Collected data

☆ ☆ ☆ ☆ ☆

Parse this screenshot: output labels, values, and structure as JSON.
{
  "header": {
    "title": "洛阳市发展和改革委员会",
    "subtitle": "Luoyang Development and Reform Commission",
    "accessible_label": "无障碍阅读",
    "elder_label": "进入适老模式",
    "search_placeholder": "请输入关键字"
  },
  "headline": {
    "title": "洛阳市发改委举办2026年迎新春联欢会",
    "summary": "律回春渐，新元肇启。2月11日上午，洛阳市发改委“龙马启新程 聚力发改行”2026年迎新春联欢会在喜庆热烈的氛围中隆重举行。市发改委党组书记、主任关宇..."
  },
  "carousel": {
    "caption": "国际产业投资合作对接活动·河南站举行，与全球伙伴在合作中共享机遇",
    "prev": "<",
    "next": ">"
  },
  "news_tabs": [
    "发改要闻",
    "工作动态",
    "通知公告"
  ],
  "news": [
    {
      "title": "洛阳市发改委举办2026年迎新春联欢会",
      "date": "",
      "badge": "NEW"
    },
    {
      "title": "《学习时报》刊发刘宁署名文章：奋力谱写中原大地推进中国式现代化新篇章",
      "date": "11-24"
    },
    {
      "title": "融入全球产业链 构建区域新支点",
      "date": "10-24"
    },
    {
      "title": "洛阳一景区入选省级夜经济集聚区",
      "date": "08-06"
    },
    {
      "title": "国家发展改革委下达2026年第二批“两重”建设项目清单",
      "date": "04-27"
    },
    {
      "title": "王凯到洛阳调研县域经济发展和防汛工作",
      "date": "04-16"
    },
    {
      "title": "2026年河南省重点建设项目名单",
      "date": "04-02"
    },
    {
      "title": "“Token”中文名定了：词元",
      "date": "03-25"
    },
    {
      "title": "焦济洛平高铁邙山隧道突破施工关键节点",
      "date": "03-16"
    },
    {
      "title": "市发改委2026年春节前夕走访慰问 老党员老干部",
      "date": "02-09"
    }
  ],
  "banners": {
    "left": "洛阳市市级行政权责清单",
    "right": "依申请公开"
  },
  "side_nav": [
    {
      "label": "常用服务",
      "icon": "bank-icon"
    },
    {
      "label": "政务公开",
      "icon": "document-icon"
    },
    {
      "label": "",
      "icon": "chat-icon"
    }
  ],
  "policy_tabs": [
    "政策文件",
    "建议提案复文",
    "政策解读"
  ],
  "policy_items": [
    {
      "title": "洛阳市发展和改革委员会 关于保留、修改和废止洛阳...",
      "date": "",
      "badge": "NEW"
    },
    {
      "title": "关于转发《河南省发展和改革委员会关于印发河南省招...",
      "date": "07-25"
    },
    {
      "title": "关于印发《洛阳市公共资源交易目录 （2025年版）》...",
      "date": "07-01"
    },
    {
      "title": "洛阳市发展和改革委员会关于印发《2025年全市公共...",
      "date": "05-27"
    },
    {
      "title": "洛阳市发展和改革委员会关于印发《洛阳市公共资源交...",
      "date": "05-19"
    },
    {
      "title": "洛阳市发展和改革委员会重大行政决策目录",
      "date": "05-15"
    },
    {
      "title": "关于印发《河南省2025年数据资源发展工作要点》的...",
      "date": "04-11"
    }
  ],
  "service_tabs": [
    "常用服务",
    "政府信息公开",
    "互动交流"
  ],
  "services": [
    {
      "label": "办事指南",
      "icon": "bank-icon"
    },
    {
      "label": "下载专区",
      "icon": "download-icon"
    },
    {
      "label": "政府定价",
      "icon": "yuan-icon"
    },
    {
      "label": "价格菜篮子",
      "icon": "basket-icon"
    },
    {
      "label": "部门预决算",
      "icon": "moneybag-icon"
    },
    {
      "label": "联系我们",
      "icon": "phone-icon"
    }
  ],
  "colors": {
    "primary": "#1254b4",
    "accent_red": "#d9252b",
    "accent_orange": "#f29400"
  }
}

☆ ☆ ☆ ☆ ☆

Copy every record exactly as presented.

Parse this screenshot: output labels, values, and structure as JSON.
{
  "header": {
    "title": "洛阳市发展和改革委员会",
    "subtitle": "Luoyang Development and Reform Commission",
    "accessible_label": "无障碍阅读",
    "elder_label": "进入适老模式",
    "search_placeholder": "请输入关键字"
  },
  "headline": {
    "title": "洛阳市发改委举办2026年迎新春联欢会",
    "summary": "律回春渐，新元肇启。2月11日上午，洛阳市发改委“龙马启新程 聚力发改行”2026年迎新春联欢会在喜庆热烈的氛围中隆重举行。市发改委党组书记、主任关宇..."
  },
  "carousel": {
    "caption": "国际产业投资合作对接活动·河南站举行，与全球伙伴在合作中共享机遇",
    "prev": "<",
    "next": ">"
  },
  "news_tabs": [
    "发改要闻",
    "工作动态",
    "通知公告"
  ],
  "news": [
    {
      "title": "洛阳市发改委举办2026年迎新春联欢会",
      "date": "",
      "badge": "NEW"
    },
    {
      "title": "《学习时报》刊发刘宁署名文章：奋力谱写中原大地推进中国式现代化新篇章",
      "date": "11-24"
    },
    {
      "title": "融入全球产业链 构建区域新支点",
      "date": "10-24"
    },
    {
      "title": "洛阳一景区入选省级夜经济集聚区",
      "date": "08-06"
    },
    {
      "title": "国家发展改革委下达2026年第二批“两重”建设项目清单",
      "date": "04-27"
    },
    {
      "title": "王凯到洛阳调研县域经济发展和防汛工作",
      "date": "04-16"
    },
    {
      "title": "2026年河南省重点建设项目名单",
      "date": "04-02"
    },
    {
      "title": "“Token”中文名定了：词元",
      "date": "03-25"
    },
    {
      "title": "焦济洛平高铁邙山隧道突破施工关键节点",
      "date": "03-16"
    },
    {
      "title": "市发改委2026年春节前夕走访慰问 老党员老干部",
      "date": "02-09"
    }
  ],
  "banners": {
    "left": "洛阳市市级行政权责清单",
    "right": "依申请公开"
  },
  "side_nav": [
    {
      "label": "常用服务",
      "icon": "bank-icon"
    },
    {
      "label": "政务公开",
      "icon": "document-icon"
    },
    {
      "label": "",
      "icon": "chat-icon"
    }
  ],
  "policy_tabs": [
    "政策文件",
    "建议提案复文",
    "政策解读"
  ],
  "policy_items": [
    {
      "title": "洛阳市发展和改革委员会 关于保留、修改和废止洛阳...",
      "date": "",
      "badge": "NEW"
    },
    {
      "title": "关于转发《河南省发展和改革委员会关于印发河南省招...",
      "date": "07-25"
    },
    {
      "title": "关于印发《洛阳市公共资源交易目录 （2025年版）》...",
      "date": "07-01"
    },
    {
      "title": "洛阳市发展和改革委员会关于印发《2025年全市公共...",
      "date": "05-27"
    },
    {
      "title": "洛阳市发展和改革委员会关于印发《洛阳市公共资源交...",
      "date": "05-19"
    },
    {
      "title": "洛阳市发展和改革委员会重大行政决策目录",
      "date": "05-15"
    },
    {
      "title": "关于印发《河南省2025年数据资源发展工作要点》的...",
      "date": "04-11"
    }
  ],
  "service_tabs": [
    "常用服务",
    "政府信息公开",
    "互动交流"
  ],
  "services": [
    {
      "label": "办事指南",
      "icon": "bank-icon"
    },
    {
      "label": "下载专区",
      "icon": "download-icon"
    },
    {
      "label": "政府定价",
      "icon": "yuan-icon"
    },
    {
      "label": "价格菜篮子",
      "icon": "basket-icon"
    },
    {
      "label": "部门预决算",
      "icon": "moneybag-icon"
    },
    {
      "label": "联系我们",
      "icon": "phone-icon"
    }
  ],
  "colors": {
    "primary": "#1254b4",
    "accent_red": "#d9252b",
    "accent_orange": "#f29400"
  }
}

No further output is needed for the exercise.